Every entry below must appear again, exactly as written.

------------------------------------------------------------------------

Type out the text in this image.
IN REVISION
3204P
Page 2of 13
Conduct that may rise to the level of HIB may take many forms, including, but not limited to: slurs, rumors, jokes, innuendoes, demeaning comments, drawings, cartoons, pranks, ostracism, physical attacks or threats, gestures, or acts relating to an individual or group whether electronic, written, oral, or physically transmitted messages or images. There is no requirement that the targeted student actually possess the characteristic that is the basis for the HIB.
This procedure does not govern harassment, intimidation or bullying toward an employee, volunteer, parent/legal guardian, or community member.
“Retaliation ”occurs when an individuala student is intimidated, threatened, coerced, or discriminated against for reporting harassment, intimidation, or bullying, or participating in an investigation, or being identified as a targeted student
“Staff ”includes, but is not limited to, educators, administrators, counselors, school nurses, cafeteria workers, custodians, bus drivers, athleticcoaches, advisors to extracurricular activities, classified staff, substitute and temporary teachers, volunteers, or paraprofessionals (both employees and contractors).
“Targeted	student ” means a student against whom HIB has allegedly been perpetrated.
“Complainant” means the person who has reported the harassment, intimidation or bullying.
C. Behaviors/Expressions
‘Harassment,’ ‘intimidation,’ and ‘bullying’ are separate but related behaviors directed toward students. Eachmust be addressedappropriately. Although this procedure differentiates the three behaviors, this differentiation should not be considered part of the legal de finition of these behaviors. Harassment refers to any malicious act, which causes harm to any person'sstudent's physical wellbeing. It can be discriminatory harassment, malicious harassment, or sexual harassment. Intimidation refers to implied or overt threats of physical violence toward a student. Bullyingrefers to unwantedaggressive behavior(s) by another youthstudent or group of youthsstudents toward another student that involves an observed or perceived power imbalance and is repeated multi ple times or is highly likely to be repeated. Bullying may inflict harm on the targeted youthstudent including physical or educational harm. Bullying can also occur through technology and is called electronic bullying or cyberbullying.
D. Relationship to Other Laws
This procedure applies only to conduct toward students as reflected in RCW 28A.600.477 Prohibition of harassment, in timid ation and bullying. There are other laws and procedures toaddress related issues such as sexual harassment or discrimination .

------------------------------------------------------------------------

__Exercise output__.
Type out the text in this image.
IN REVISION
3204P
Page 2of 13
Conduct that may rise to the level of HIB may take many forms, including, but not limited to: slurs, rumors, jokes, innuendoes, demeaning comments, drawings, cartoons, pranks, ostracism, physical attacks or threats, gestures, or acts relating to an individual or group whether electronic, written, oral, or physically transmitted messages or images. There is no requirement that the targeted student actually possess the characteristic that is the basis for the HIB.
This procedure does not govern harassment, intimidation or bullying toward an employee, volunteer, parent/legal guardian, or community member.
“Retaliation ”occurs when an individuala student is intimidated, threatened, coerced, or discriminated against for reporting harassment, intimidation, or bullying, or participating in an investigation, or being identified as a targeted student
“Staff ”includes, but is not limited to, educators, administrators, counselors, school nurses, cafeteria workers, custodians, bus drivers, athleticcoaches, advisors to extracurricular activities, classified staff, substitute and temporary teachers, volunteers, or paraprofessionals (both employees and contractors).
“Targeted	student ” means a student against whom HIB has allegedly been perpetrated.
“Complainant” means the person who has reported the harassment, intimidation or bullying.
C. Behaviors/Expressions
‘Harassment,’ ‘intimidation,’ and ‘bullying’ are separate but related behaviors directed toward students. Eachmust be addressedappropriately. Although this procedure differentiates the three behaviors, this differentiation should not be considered part of the legal de finition of these behaviors. Harassment refers to any malicious act, which causes harm to any person'sstudent's physical wellbeing. It can be discriminatory harassment, malicious harassment, or sexual harassment. Intimidation refers to implied or overt threats of physical violence toward a student. Bullyingrefers to unwantedaggressive behavior(s) by another youthstudent or group of youthsstudents toward another student that involves an observed or perceived power imbalance and is repeated multi ple times or is highly likely to be repeated. Bullying may inflict harm on the targeted youthstudent including physical or educational harm. Bullying can also occur through technology and is called electronic bullying or cyberbullying.
D. Relationship to Other Laws
This procedure applies only to conduct toward students as reflected in RCW 28A.600.477 Prohibition of harassment, in timid ation and bullying. There are other laws and procedures toaddress related issues such as sexual harassment or discrimination .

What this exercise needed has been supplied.